**Working data:**
start
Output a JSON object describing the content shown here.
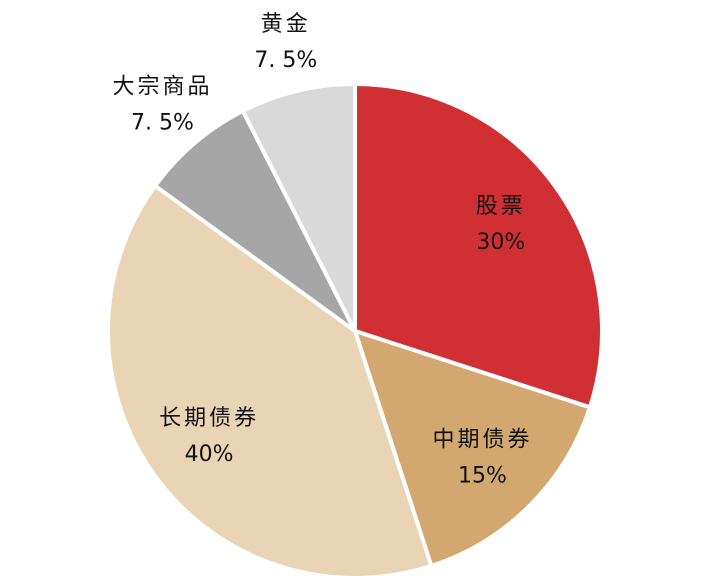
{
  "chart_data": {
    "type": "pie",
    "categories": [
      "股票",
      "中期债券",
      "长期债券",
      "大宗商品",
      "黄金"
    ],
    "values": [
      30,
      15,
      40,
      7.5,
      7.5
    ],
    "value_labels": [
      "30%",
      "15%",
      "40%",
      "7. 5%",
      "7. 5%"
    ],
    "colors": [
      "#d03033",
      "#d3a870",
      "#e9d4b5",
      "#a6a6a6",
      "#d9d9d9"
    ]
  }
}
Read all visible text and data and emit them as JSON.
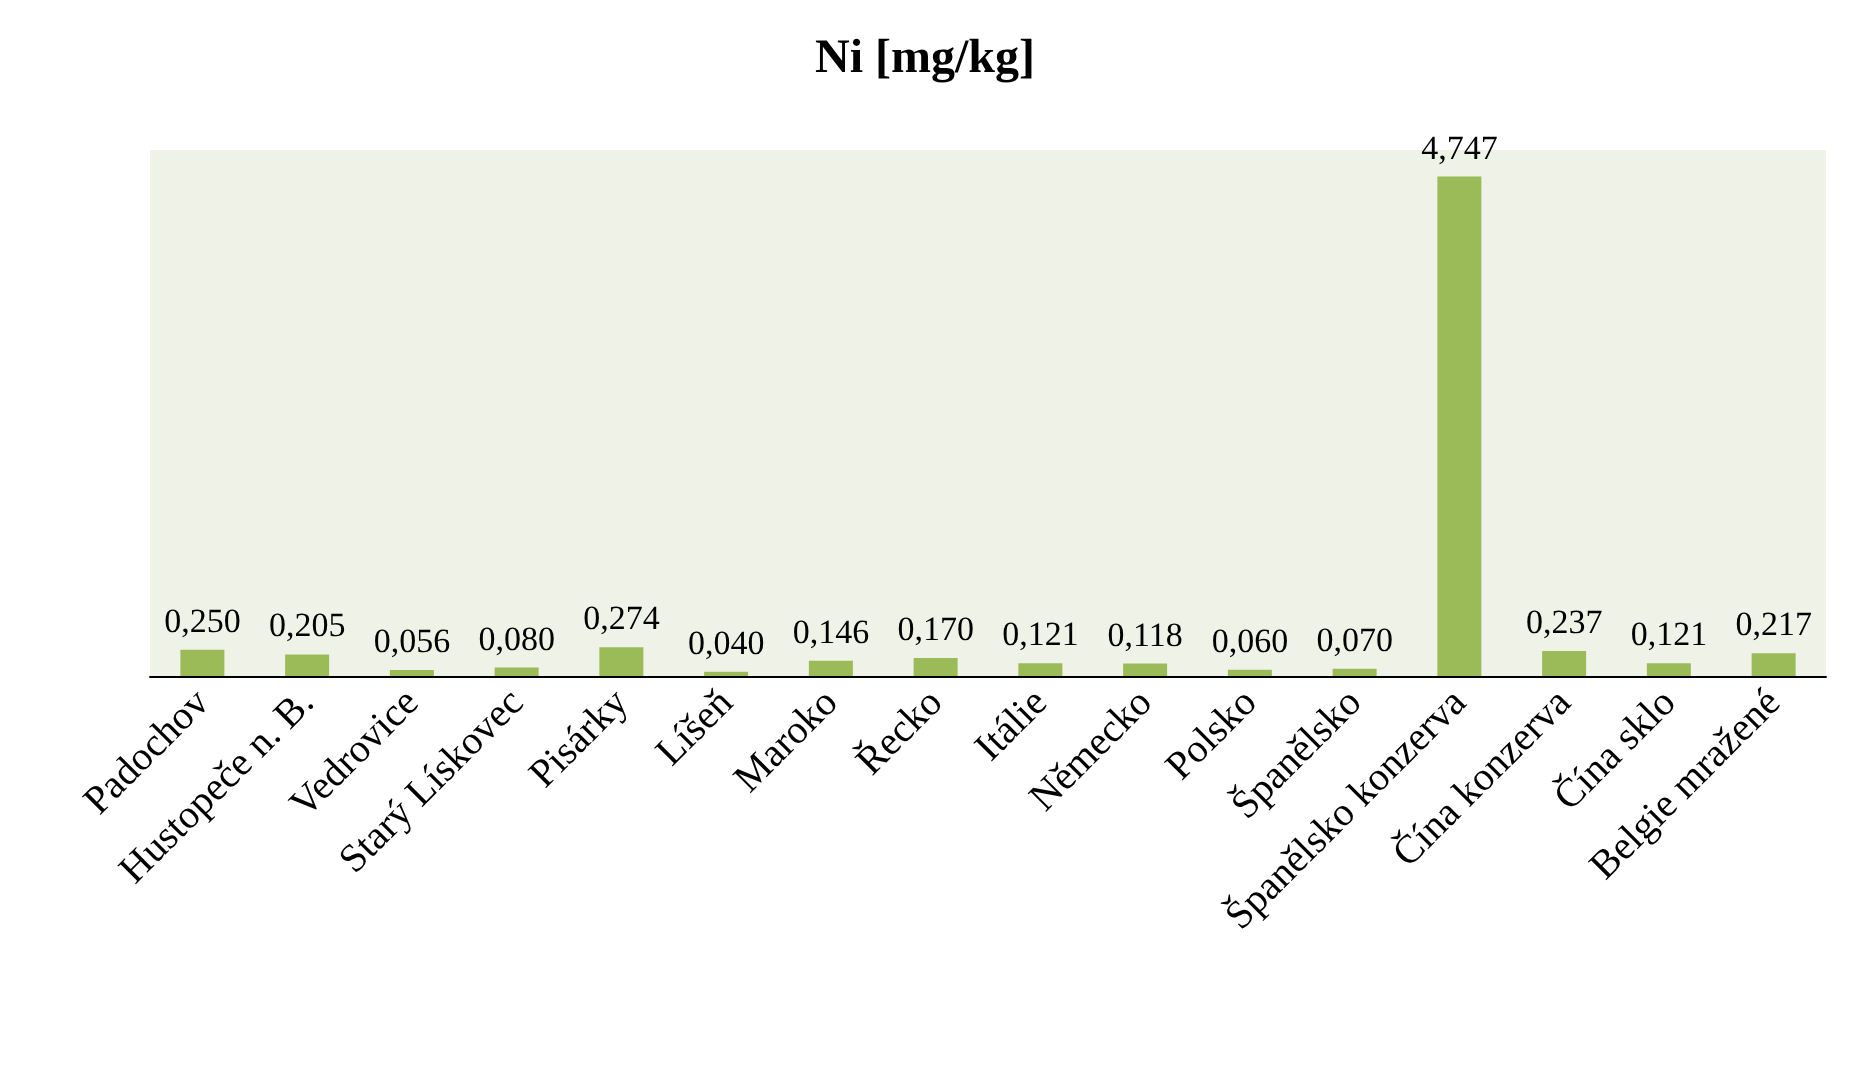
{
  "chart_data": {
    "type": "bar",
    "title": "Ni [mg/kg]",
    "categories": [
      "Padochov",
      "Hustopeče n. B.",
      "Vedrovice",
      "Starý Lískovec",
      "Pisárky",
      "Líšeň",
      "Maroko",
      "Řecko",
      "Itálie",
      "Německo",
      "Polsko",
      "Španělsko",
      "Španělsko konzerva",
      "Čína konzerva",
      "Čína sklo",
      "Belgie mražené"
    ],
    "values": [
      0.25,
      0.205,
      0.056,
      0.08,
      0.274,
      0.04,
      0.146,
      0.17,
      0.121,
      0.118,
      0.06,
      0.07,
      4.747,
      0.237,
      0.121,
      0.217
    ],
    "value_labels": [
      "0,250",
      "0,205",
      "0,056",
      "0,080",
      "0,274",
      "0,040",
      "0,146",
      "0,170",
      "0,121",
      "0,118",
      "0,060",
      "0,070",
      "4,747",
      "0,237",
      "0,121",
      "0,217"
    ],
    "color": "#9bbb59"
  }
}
end
**What this task involves:** Give every record again exactly, apart from the pictures, which stay out.

**Written answer:**
Output a JSON object describing the content shown here.
{
  "chart_data": {
    "type": "pie",
    "categories": [
      "股票",
      "中期债券",
      "长期债券",
      "大宗商品",
      "黄金"
    ],
    "values": [
      30,
      15,
      40,
      7.5,
      7.5
    ],
    "value_labels": [
      "30%",
      "15%",
      "40%",
      "7. 5%",
      "7. 5%"
    ],
    "colors": [
      "#d03033",
      "#d3a870",
      "#e9d4b5",
      "#a6a6a6",
      "#d9d9d9"
    ]
  }
}
Read all visible text and data and emit them as JSON.
{
  "chart_data": {
    "type": "bar",
    "title": "Ni [mg/kg]",
    "categories": [
      "Padochov",
      "Hustopeče n. B.",
      "Vedrovice",
      "Starý Lískovec",
      "Pisárky",
      "Líšeň",
      "Maroko",
      "Řecko",
      "Itálie",
      "Německo",
      "Polsko",
      "Španělsko",
      "Španělsko konzerva",
      "Čína konzerva",
      "Čína sklo",
      "Belgie mražené"
    ],
    "values": [
      0.25,
      0.205,
      0.056,
      0.08,
      0.274,
      0.04,
      0.146,
      0.17,
      0.121,
      0.118,
      0.06,
      0.07,
      4.747,
      0.237,
      0.121,
      0.217
    ],
    "value_labels": [
      "0,250",
      "0,205",
      "0,056",
      "0,080",
      "0,274",
      "0,040",
      "0,146",
      "0,170",
      "0,121",
      "0,118",
      "0,060",
      "0,070",
      "4,747",
      "0,237",
      "0,121",
      "0,217"
    ],
    "color": "#9bbb59"
  }
}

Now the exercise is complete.